## start

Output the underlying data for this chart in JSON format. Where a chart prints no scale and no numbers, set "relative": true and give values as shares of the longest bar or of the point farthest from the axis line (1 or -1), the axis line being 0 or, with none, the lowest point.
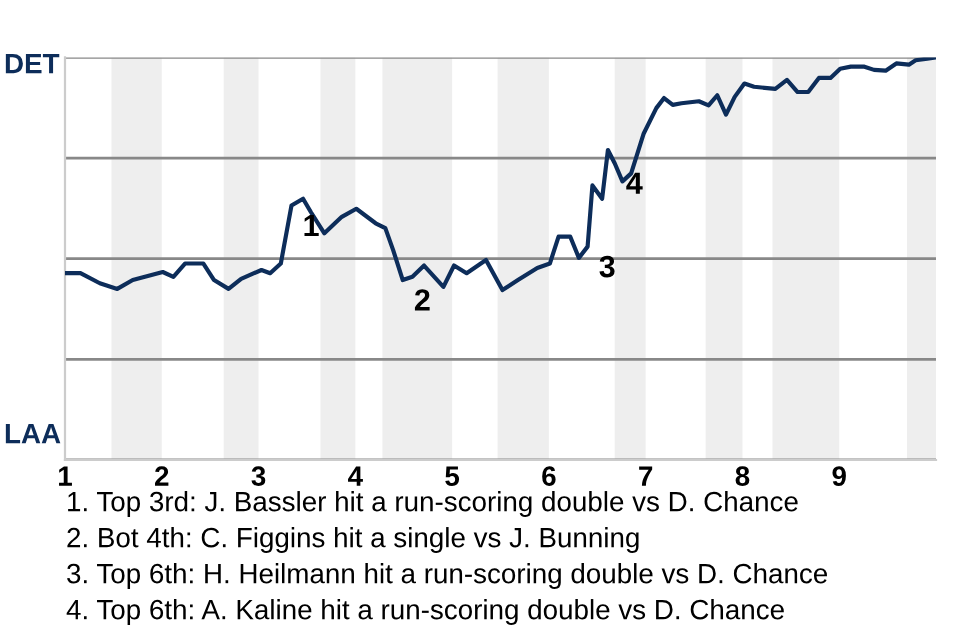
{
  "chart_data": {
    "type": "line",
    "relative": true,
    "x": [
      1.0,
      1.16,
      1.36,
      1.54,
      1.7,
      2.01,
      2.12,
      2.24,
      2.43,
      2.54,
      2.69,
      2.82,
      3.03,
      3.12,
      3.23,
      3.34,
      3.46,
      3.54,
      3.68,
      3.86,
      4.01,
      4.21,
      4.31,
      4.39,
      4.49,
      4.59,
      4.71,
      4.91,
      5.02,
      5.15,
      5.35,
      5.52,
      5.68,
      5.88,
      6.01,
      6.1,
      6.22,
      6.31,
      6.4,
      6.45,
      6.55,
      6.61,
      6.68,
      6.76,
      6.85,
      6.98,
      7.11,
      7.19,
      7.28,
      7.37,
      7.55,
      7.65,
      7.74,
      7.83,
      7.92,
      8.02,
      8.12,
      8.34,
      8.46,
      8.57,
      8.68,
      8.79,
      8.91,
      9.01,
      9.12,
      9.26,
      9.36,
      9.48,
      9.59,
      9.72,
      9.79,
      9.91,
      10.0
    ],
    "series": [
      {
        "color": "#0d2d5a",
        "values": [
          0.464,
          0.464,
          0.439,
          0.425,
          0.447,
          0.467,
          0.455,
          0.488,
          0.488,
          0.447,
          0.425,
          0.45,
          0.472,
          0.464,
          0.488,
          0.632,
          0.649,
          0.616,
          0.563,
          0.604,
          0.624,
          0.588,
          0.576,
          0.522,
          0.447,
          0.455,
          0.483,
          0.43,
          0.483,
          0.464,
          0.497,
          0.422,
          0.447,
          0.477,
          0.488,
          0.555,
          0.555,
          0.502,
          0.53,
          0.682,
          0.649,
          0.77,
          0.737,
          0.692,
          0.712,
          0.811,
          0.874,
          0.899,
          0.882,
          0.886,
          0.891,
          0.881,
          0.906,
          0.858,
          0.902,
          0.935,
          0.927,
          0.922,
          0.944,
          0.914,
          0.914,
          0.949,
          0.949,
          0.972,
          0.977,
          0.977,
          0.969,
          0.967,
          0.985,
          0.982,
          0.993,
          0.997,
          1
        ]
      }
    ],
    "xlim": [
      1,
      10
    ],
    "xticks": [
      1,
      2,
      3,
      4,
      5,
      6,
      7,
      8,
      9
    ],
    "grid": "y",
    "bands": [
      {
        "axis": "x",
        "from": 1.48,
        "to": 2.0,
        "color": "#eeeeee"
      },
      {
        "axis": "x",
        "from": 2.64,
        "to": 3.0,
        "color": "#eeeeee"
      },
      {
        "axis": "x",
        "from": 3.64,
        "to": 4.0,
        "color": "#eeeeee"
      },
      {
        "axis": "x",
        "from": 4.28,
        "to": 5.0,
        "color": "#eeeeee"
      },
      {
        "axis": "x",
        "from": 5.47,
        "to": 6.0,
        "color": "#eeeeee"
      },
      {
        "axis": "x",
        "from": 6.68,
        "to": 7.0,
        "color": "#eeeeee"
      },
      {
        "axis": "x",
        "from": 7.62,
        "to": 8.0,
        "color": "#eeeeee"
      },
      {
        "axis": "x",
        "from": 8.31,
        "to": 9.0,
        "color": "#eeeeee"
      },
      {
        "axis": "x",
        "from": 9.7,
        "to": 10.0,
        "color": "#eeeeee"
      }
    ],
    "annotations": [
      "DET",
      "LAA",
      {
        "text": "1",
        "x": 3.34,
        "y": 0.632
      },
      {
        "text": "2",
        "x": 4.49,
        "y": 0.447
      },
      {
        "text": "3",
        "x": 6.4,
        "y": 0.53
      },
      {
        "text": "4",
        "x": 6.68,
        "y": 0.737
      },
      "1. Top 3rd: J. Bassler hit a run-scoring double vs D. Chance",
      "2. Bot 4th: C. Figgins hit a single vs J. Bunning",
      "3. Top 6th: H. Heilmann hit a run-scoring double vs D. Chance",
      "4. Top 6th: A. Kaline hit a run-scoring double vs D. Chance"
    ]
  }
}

## end
## start

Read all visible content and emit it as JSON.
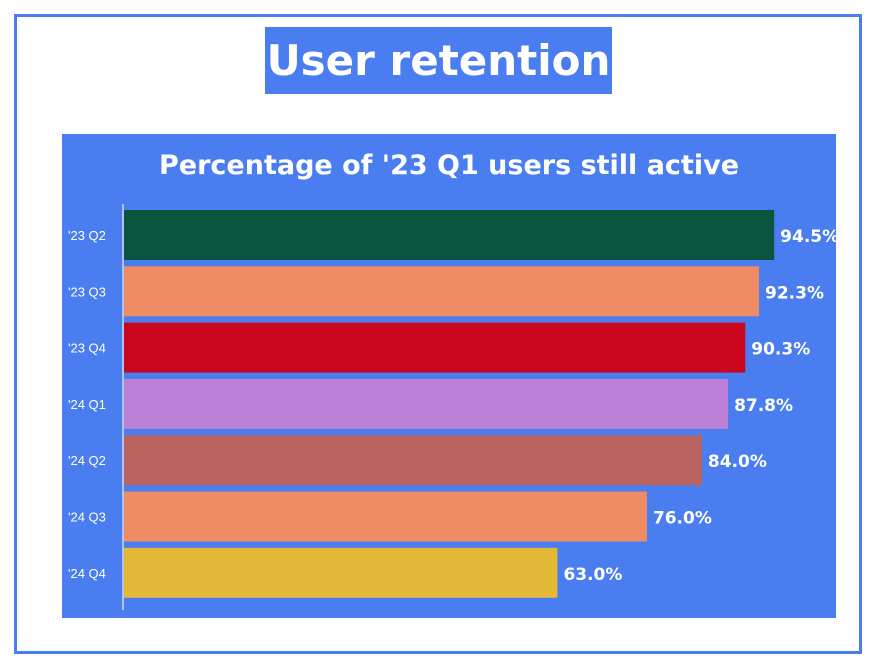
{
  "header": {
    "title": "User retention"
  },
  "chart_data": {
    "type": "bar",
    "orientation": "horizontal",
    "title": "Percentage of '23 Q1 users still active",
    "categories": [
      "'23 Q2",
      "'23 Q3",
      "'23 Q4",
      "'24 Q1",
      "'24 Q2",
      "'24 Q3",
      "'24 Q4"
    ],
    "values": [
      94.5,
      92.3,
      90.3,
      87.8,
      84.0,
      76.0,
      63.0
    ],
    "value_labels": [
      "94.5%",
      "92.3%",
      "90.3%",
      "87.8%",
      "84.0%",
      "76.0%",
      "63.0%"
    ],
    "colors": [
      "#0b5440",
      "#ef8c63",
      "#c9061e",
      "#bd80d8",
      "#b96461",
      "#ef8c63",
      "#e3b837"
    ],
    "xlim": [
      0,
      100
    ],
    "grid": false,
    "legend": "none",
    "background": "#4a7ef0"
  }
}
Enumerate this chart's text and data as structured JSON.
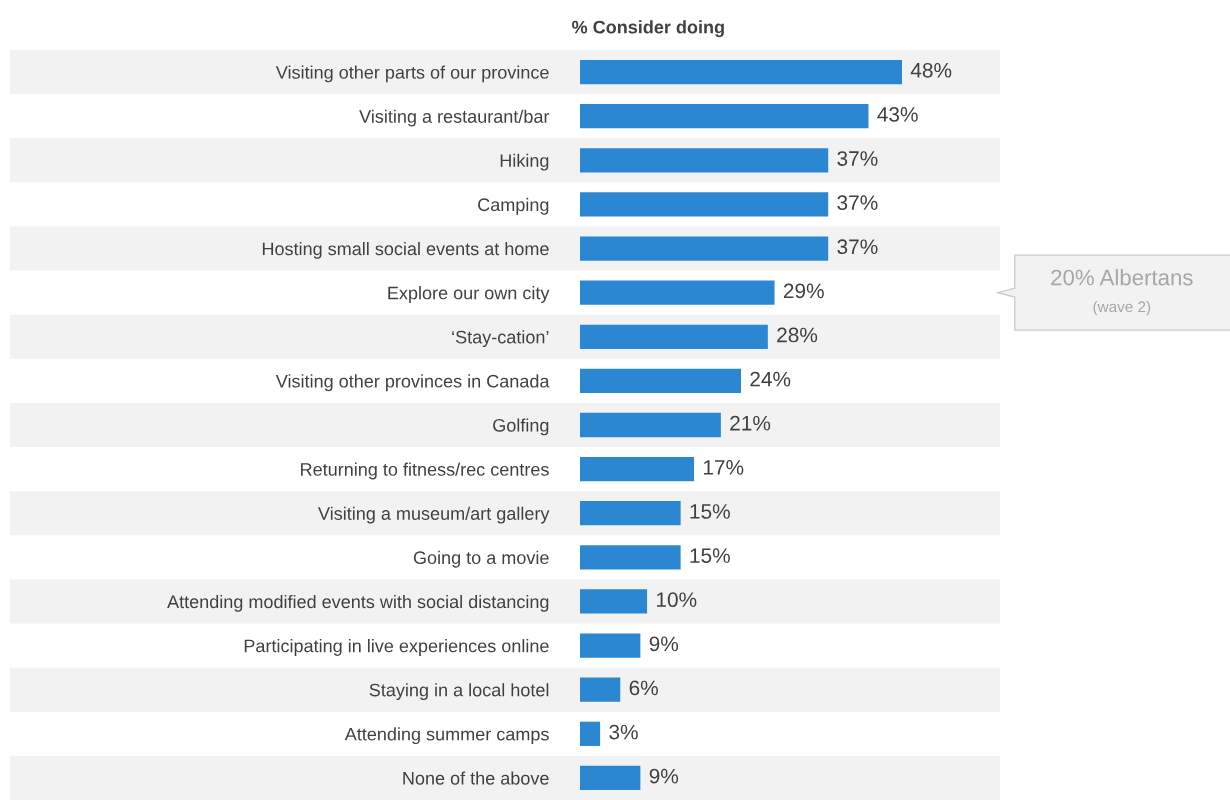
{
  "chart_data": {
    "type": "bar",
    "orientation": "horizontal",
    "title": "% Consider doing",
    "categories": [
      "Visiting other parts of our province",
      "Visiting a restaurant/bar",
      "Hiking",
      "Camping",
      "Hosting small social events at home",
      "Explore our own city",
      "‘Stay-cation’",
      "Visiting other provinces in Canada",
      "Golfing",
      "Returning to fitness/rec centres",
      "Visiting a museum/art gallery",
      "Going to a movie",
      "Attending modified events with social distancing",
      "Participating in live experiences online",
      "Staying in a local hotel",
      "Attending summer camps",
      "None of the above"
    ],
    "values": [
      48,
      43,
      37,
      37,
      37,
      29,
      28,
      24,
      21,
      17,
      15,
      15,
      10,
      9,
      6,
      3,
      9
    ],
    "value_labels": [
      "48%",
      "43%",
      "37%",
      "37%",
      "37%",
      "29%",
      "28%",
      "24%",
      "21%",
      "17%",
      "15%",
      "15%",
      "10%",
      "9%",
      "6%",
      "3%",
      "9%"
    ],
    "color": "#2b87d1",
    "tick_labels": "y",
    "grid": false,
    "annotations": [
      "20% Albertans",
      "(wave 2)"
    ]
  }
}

## end

■ **Set problem**
Pick out and copy the lines of the material that include the word "double".

■ **Correct answer**
      "1. Top 3rd: J. Bassler hit a run-scoring double vs D. Chance",
      "3. Top 6th: H. Heilmann hit a run-scoring double vs D. Chance",
      "4. Top 6th: A. Kaline hit a run-scoring double vs D. Chance"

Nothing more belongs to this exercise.